● Direction
Go through the entries and transcribe each one exactly, dropping the pictures.

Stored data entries
==============================

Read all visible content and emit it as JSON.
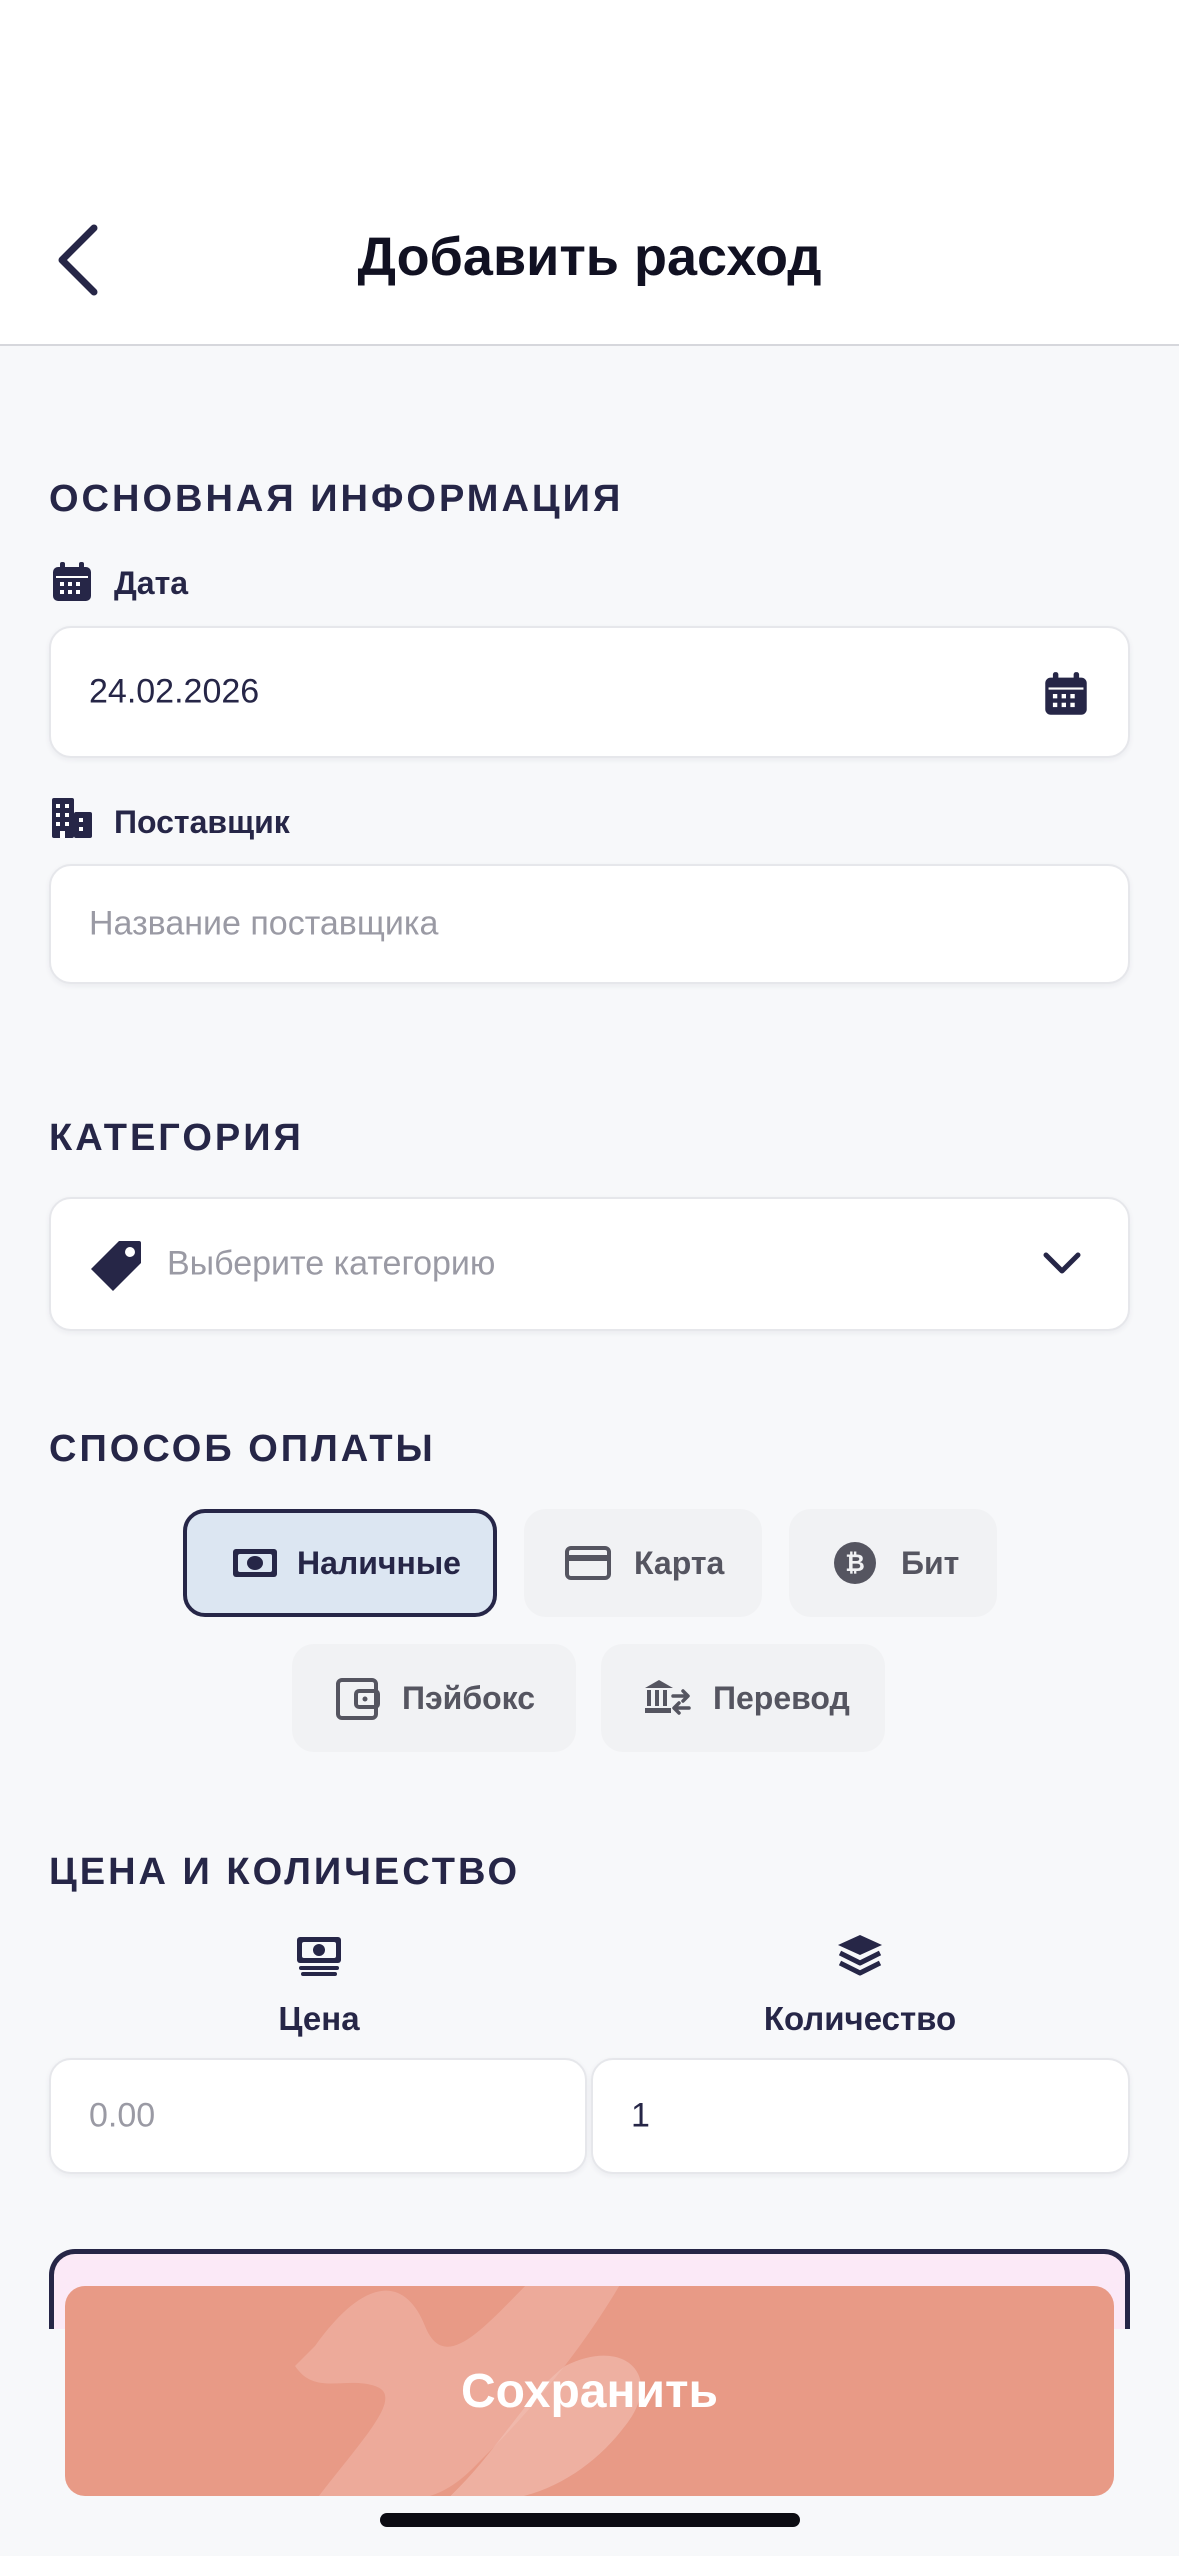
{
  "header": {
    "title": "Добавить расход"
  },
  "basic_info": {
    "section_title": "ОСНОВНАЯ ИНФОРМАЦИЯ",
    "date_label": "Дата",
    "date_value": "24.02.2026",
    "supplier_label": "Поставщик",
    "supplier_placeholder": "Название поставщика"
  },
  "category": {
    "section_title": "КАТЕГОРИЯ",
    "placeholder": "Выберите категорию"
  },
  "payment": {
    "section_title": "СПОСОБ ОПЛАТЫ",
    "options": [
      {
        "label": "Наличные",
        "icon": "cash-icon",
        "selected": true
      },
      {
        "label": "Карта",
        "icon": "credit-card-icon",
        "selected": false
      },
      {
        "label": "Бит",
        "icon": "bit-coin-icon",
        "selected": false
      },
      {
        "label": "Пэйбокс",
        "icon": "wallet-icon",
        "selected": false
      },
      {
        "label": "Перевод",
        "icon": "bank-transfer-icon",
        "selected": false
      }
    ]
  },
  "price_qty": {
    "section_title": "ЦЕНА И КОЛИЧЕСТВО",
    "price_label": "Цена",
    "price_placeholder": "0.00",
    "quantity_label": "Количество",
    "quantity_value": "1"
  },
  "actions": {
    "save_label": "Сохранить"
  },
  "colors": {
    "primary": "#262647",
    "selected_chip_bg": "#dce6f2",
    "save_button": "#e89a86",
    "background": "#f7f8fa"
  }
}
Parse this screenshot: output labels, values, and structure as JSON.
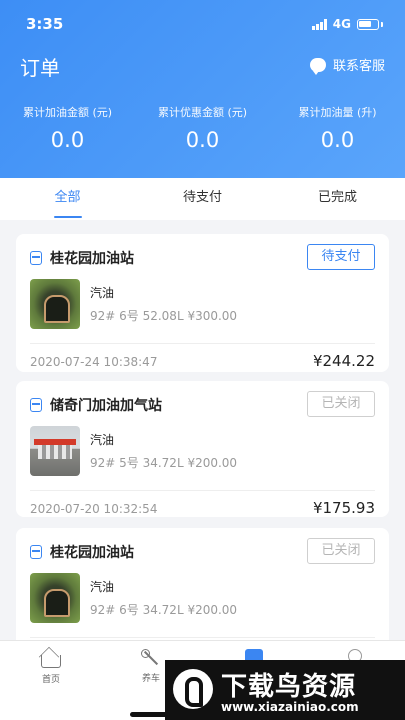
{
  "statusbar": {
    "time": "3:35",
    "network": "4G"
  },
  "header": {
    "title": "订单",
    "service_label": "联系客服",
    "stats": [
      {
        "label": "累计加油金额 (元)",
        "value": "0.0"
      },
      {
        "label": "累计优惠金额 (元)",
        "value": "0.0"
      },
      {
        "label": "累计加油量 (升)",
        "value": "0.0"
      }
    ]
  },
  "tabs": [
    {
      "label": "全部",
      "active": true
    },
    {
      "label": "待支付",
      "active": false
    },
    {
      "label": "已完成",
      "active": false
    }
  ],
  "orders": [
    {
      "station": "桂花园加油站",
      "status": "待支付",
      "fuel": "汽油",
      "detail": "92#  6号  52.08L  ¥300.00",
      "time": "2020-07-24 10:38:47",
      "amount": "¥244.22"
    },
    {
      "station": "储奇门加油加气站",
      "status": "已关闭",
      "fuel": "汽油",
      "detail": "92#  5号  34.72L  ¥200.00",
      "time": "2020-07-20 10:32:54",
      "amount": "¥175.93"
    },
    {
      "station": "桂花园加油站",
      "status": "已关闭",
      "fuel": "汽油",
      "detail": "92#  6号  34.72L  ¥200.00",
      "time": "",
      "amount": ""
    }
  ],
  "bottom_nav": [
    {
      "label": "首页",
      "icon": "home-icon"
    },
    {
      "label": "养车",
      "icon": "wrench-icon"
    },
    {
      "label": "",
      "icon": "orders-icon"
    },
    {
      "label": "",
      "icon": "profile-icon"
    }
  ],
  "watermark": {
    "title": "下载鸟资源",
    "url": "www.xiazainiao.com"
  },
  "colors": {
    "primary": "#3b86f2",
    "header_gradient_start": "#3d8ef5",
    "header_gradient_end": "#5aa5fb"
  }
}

==============================

● Answer to the problem
Read all visible content and emit it as JSON.
{
  "header": {
    "title": "Добавить расход"
  },
  "basic_info": {
    "section_title": "ОСНОВНАЯ ИНФОРМАЦИЯ",
    "date_label": "Дата",
    "date_value": "24.02.2026",
    "supplier_label": "Поставщик",
    "supplier_placeholder": "Название поставщика"
  },
  "category": {
    "section_title": "КАТЕГОРИЯ",
    "placeholder": "Выберите категорию"
  },
  "payment": {
    "section_title": "СПОСОБ ОПЛАТЫ",
    "options": [
      {
        "label": "Наличные",
        "icon": "cash-icon",
        "selected": true
      },
      {
        "label": "Карта",
        "icon": "credit-card-icon",
        "selected": false
      },
      {
        "label": "Бит",
        "icon": "bit-coin-icon",
        "selected": false
      },
      {
        "label": "Пэйбокс",
        "icon": "wallet-icon",
        "selected": false
      },
      {
        "label": "Перевод",
        "icon": "bank-transfer-icon",
        "selected": false
      }
    ]
  },
  "price_qty": {
    "section_title": "ЦЕНА И КОЛИЧЕСТВО",
    "price_label": "Цена",
    "price_placeholder": "0.00",
    "quantity_label": "Количество",
    "quantity_value": "1"
  },
  "actions": {
    "save_label": "Сохранить"
  },
  "colors": {
    "primary": "#262647",
    "selected_chip_bg": "#dce6f2",
    "save_button": "#e89a86",
    "background": "#f7f8fa"
  }
}
Parse this screenshot: output labels, values, and structure as JSON.
{
  "statusbar": {
    "time": "3:35",
    "network": "4G"
  },
  "header": {
    "title": "订单",
    "service_label": "联系客服",
    "stats": [
      {
        "label": "累计加油金额 (元)",
        "value": "0.0"
      },
      {
        "label": "累计优惠金额 (元)",
        "value": "0.0"
      },
      {
        "label": "累计加油量 (升)",
        "value": "0.0"
      }
    ]
  },
  "tabs": [
    {
      "label": "全部",
      "active": true
    },
    {
      "label": "待支付",
      "active": false
    },
    {
      "label": "已完成",
      "active": false
    }
  ],
  "orders": [
    {
      "station": "桂花园加油站",
      "status": "待支付",
      "fuel": "汽油",
      "detail": "92#  6号  52.08L  ¥300.00",
      "time": "2020-07-24 10:38:47",
      "amount": "¥244.22"
    },
    {
      "station": "储奇门加油加气站",
      "status": "已关闭",
      "fuel": "汽油",
      "detail": "92#  5号  34.72L  ¥200.00",
      "time": "2020-07-20 10:32:54",
      "amount": "¥175.93"
    },
    {
      "station": "桂花园加油站",
      "status": "已关闭",
      "fuel": "汽油",
      "detail": "92#  6号  34.72L  ¥200.00",
      "time": "",
      "amount": ""
    }
  ],
  "bottom_nav": [
    {
      "label": "首页",
      "icon": "home-icon"
    },
    {
      "label": "养车",
      "icon": "wrench-icon"
    },
    {
      "label": "",
      "icon": "orders-icon"
    },
    {
      "label": "",
      "icon": "profile-icon"
    }
  ],
  "watermark": {
    "title": "下载鸟资源",
    "url": "www.xiazainiao.com"
  },
  "colors": {
    "primary": "#3b86f2",
    "header_gradient_start": "#3d8ef5",
    "header_gradient_end": "#5aa5fb"
  }
}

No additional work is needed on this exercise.